A block of data
(begin)

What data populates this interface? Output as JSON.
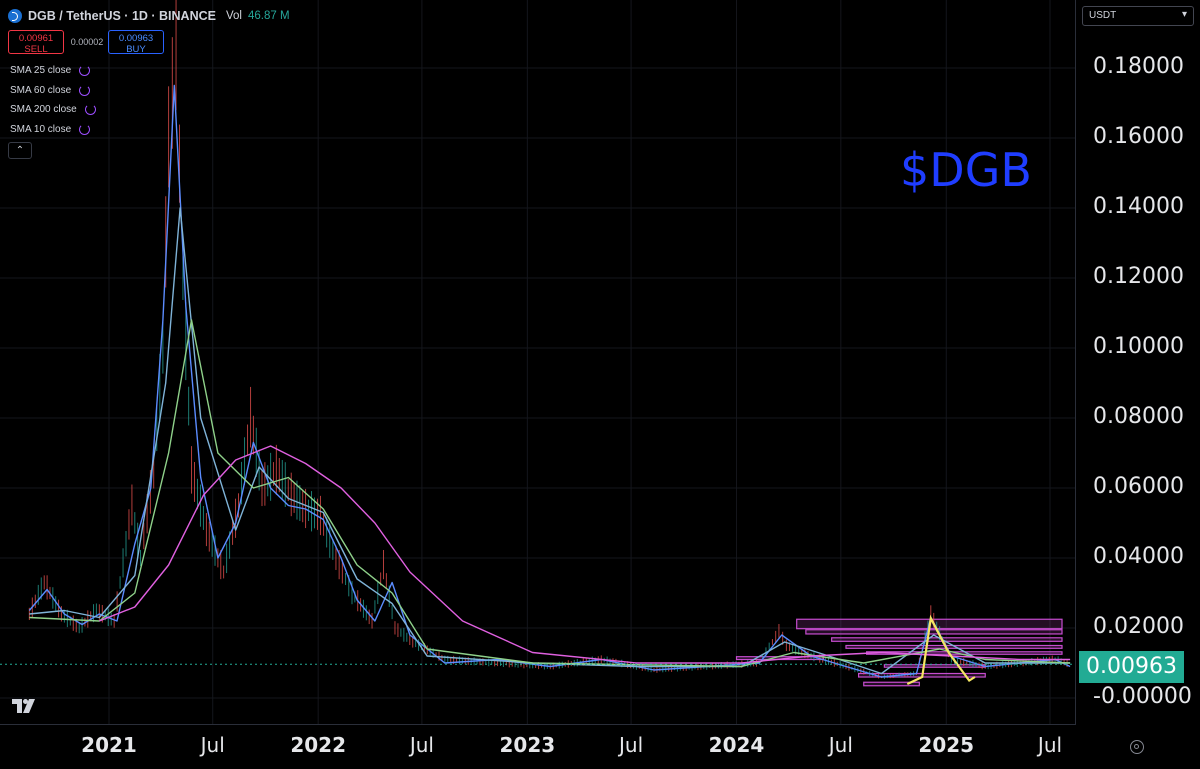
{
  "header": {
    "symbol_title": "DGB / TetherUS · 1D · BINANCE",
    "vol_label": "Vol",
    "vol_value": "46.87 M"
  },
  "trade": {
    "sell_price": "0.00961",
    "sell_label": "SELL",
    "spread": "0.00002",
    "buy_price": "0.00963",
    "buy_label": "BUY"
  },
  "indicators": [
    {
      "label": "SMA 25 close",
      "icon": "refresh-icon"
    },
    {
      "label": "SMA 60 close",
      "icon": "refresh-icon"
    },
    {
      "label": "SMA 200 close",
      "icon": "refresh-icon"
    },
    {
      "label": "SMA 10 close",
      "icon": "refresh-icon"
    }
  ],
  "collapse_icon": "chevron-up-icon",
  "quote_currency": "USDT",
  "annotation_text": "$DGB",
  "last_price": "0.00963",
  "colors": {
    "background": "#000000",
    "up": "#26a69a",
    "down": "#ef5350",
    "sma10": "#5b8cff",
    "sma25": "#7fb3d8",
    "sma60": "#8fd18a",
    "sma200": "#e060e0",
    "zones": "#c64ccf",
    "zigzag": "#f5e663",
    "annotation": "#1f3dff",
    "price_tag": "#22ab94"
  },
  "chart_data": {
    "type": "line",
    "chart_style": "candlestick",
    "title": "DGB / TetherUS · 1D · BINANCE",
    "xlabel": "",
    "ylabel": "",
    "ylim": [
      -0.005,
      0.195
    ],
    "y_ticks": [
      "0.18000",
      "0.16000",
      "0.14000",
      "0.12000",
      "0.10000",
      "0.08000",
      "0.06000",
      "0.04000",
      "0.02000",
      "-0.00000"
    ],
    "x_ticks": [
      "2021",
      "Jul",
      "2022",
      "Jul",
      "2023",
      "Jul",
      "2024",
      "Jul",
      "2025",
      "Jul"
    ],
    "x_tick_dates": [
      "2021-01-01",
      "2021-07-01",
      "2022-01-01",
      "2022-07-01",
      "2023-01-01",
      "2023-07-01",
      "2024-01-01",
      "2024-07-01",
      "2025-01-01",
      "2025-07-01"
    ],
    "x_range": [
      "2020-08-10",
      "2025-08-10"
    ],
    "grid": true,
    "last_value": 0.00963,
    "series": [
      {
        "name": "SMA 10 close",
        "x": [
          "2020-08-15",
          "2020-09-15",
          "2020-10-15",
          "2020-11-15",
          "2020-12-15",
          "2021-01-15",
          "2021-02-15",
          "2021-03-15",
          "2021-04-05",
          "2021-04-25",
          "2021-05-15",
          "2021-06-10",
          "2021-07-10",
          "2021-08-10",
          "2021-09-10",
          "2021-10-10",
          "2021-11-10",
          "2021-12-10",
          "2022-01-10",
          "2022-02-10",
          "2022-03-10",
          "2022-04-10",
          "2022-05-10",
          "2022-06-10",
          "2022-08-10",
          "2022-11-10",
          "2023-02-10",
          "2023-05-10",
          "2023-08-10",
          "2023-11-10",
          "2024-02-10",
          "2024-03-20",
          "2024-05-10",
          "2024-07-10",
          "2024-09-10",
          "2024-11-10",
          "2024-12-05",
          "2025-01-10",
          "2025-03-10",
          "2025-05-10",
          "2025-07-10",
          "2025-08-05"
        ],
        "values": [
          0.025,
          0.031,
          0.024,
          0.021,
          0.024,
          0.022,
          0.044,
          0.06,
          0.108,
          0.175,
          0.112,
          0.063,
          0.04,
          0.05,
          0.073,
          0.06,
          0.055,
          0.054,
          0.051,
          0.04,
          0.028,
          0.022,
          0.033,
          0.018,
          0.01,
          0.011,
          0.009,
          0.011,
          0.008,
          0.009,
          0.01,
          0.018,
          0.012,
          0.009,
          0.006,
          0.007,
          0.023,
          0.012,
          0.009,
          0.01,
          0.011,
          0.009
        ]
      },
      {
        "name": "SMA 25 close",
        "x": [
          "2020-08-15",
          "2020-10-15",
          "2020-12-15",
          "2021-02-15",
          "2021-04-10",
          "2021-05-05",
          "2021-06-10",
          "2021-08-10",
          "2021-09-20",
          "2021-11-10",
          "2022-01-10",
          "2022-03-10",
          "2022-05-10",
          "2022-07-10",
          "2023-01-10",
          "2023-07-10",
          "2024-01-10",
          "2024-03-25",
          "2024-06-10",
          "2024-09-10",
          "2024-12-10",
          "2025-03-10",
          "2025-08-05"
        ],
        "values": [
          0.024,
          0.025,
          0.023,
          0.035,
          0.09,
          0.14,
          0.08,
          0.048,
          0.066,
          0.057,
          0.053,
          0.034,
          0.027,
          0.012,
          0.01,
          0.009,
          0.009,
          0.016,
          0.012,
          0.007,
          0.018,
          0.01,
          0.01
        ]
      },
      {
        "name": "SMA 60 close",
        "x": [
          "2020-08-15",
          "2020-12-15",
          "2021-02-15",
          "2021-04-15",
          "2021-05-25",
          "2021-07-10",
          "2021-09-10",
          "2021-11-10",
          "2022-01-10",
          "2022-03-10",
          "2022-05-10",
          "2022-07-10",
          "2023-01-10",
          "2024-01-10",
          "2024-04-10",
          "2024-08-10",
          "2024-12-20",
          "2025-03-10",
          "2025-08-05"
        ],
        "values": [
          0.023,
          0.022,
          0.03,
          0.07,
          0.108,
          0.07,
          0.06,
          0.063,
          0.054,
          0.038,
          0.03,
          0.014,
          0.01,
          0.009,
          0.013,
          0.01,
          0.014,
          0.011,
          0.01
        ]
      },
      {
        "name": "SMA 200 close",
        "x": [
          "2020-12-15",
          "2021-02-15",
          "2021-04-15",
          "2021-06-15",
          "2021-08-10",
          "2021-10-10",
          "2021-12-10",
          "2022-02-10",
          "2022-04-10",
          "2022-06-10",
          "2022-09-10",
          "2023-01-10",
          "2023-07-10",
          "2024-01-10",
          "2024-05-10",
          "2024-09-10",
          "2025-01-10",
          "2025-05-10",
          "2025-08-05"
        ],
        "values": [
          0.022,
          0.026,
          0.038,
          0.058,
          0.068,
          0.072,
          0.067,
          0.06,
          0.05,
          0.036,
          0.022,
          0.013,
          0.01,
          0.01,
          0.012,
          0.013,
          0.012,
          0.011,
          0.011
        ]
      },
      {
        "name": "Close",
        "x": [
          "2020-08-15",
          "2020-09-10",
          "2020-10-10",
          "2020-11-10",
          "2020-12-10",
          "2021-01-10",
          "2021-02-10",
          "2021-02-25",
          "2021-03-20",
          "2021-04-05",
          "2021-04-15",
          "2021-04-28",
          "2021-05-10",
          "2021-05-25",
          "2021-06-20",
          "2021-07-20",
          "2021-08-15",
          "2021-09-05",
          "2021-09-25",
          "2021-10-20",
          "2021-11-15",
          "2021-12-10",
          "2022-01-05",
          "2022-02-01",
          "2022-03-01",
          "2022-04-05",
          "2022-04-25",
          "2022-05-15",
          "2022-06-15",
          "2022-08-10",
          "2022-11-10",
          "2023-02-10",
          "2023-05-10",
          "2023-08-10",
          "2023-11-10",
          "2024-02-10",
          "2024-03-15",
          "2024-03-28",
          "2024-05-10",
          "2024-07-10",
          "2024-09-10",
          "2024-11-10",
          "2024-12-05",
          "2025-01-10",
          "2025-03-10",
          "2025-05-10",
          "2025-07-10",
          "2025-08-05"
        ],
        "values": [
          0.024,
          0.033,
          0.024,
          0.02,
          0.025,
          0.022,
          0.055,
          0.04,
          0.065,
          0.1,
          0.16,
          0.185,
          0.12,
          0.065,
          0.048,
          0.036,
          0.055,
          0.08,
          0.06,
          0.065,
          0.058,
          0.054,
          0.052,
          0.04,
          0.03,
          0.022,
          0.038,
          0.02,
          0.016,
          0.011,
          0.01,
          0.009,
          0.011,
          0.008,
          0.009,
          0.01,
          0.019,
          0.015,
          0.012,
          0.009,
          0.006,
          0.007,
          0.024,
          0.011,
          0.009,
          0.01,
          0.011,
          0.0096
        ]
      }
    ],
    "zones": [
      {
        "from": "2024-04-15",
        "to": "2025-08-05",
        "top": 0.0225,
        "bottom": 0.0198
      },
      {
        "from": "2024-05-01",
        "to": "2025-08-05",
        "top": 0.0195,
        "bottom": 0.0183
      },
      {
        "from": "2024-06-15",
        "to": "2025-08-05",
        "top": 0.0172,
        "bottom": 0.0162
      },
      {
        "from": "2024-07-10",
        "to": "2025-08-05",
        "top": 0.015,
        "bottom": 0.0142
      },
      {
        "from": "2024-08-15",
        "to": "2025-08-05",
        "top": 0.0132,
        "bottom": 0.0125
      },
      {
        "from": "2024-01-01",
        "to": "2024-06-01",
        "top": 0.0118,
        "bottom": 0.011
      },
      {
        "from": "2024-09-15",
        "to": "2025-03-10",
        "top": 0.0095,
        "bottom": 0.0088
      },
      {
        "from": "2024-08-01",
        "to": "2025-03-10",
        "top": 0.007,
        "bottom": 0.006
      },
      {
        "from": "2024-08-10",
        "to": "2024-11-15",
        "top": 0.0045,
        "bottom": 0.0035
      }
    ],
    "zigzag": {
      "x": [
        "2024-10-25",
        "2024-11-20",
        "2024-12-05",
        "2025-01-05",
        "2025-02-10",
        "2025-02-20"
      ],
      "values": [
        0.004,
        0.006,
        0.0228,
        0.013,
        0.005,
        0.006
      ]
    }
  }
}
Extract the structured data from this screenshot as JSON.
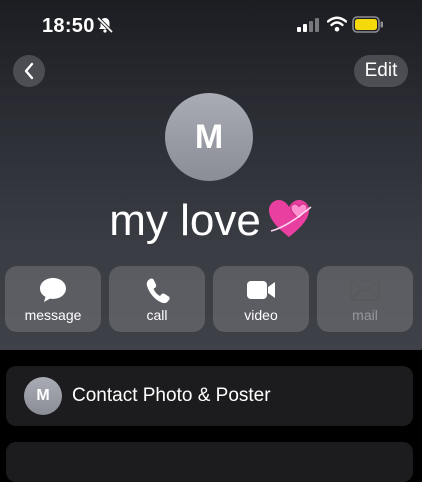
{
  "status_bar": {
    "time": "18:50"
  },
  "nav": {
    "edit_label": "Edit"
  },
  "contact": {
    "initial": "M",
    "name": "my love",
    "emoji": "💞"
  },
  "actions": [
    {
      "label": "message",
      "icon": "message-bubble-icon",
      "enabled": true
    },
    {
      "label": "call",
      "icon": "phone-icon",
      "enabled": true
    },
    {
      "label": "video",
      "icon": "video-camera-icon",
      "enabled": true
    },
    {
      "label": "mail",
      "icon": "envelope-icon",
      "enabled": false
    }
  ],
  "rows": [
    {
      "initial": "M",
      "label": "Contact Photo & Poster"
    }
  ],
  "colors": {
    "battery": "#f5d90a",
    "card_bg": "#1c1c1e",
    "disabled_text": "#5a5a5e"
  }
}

(end)

- **What to produce**:
Count each line of the data where the word "BINANCE" appears, then reply with the total only.

- **Complete output**:
2